- THE EXERCISE
Check every line of the data below for the string "属于无中生有", and copy the ones that hold it.

:::::

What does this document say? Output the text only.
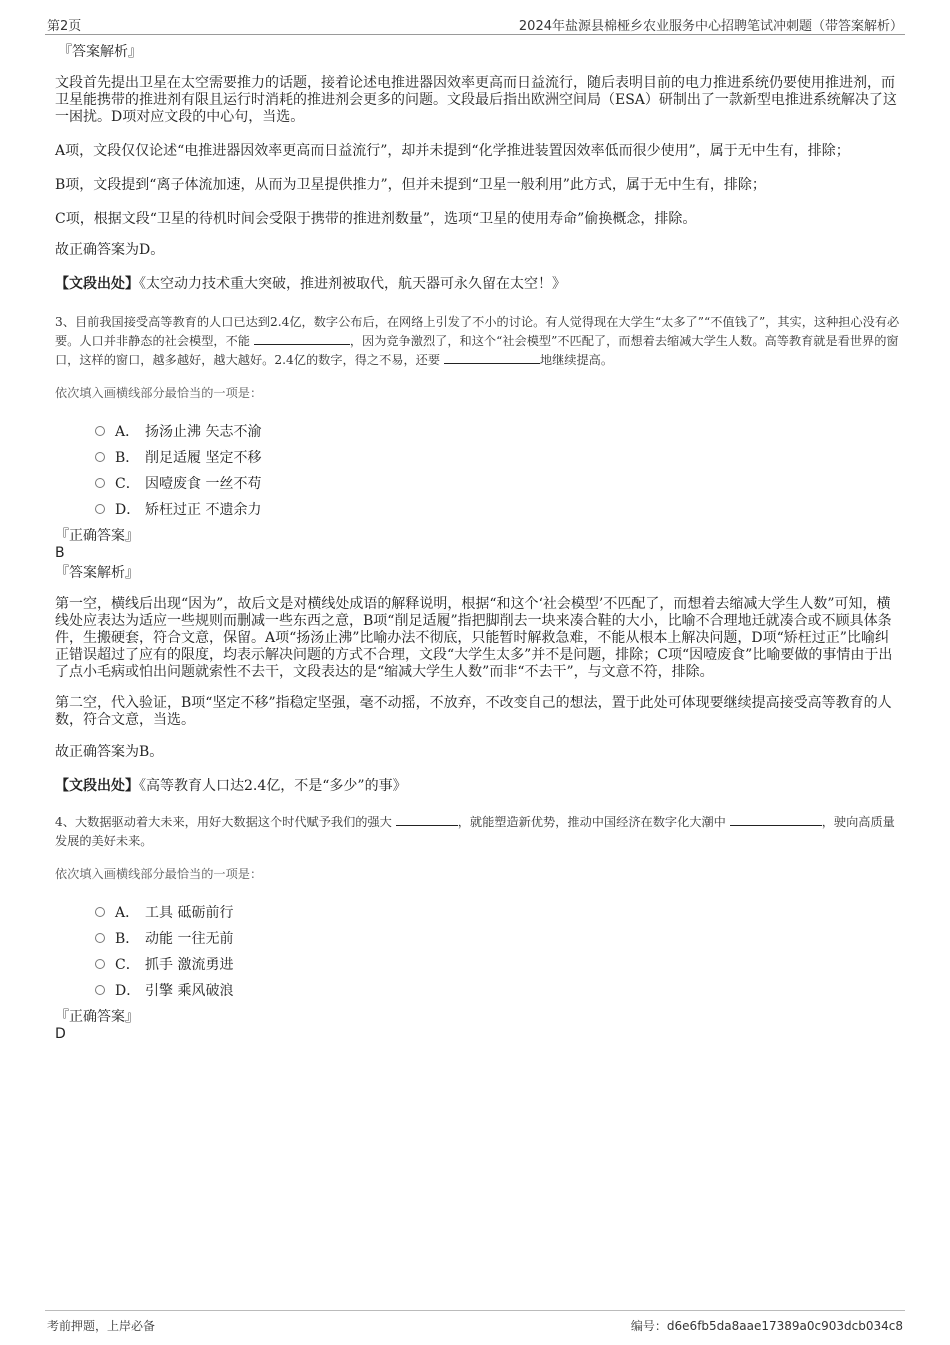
第2页	2024年盐源县棉桠乡农业服务中心招聘笔试冲刺题（带答案解析）

『答案解析』

文段首先提出卫星在太空需要推力的话题，接着论述电推进器因效率更高而日益流行，随后表明目前的电力推进系统仍要使用推进剂，而卫星能携带的推进剂有限且运行时消耗的推进剂会更多的问题。文段最后指出欧洲空间局（ESA）研制出了一款新型电推进系统解决了这一困扰。D项对应文段的中心句，当选。

A项，文段仅仅论述“电推进器因效率更高而日益流行”，却并未提到“化学推进装置因效率低而很少使用”，属于无中生有，排除；

B项，文段提到“离子体流加速，从而为卫星提供推力”，但并未提到“卫星一般利用”此方式，属于无中生有，排除；

C项，根据文段“卫星的待机时间会受限于携带的推进剂数量”，选项“卫星的使用寿命”偷换概念，排除。

故正确答案为D。

【文段出处】《太空动力技术重大突破，推进剂被取代，航天器可永久留在太空！》

3、目前我国接受高等教育的人口已达到2.4亿，数字公布后，在网络上引发了不小的讨论。有人觉得现在大学生“太多了”“不值钱了”，其实，这种担心没有必要。人口并非静态的社会模型，不能	，因为竞争激烈了，和这个“社会模型”不匹配了，而想着去缩减大学生人数。高等教育就是看世界的窗口，这样的窗口，越多越好，越大越好。2.4亿的数字，得之不易，还要	地继续提高。

依次填入画横线部分最恰当的一项是：

A． 扬汤止沸 矢志不渝
B． 削足适履 坚定不移
C． 因噎废食 一丝不苟
D． 矫枉过正 不遗余力

『正确答案』

B

『答案解析』

第一空，横线后出现“因为”，故后文是对横线处成语的解释说明，根据“和这个‘社会模型’不匹配了，而想着去缩减大学生人数”可知，横线处应表达为适应一些规则而删减一些东西之意，B项“削足适履”指把脚削去一块来凑合鞋的大小，比喻不合理地迁就凑合或不顾具体条件，生搬硬套，符合文意，保留。A项“扬汤止沸”比喻办法不彻底，只能暂时解救急难，不能从根本上解决问题，D项“矫枉过正”比喻纠正错误超过了应有的限度，均表示解决问题的方式不合理，文段“大学生太多”并不是问题，排除；C项“因噎废食”比喻要做的事情由于出了点小毛病或怕出问题就索性不去干，文段表达的是“缩减大学生人数”而非“不去干”，与文意不符，排除。

第二空，代入验证，B项“坚定不移”指稳定坚强，毫不动摇，不放弃，不改变自己的想法，置于此处可体现要继续提高接受高等教育的人数，符合文意，当选。

故正确答案为B。

【文段出处】《高等教育人口达2.4亿，不是“多少”的事》

4、大数据驱动着大未来，用好大数据这个时代赋予我们的强大	，就能塑造新优势，推动中国经济在数字化大潮中	，驶向高质量发展的美好未来。

依次填入画横线部分最恰当的一项是：

A． 工具 砥砺前行
B． 动能 一往无前
C． 抓手 激流勇进
D． 引擎 乘风破浪

『正确答案』

D

考前押题，上岸必备	编号：d6e6fb5da8aae17389a0c903dcb034c8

:::::

- FINISHED TASK
A项，文段仅仅论述“电推进器因效率更高而日益流行”，却并未提到“化学推进装置因效率低而很少使用”，属于无中生有，排除；
B项，文段提到“离子体流加速，从而为卫星提供推力”，但并未提到“卫星一般利用”此方式，属于无中生有，排除；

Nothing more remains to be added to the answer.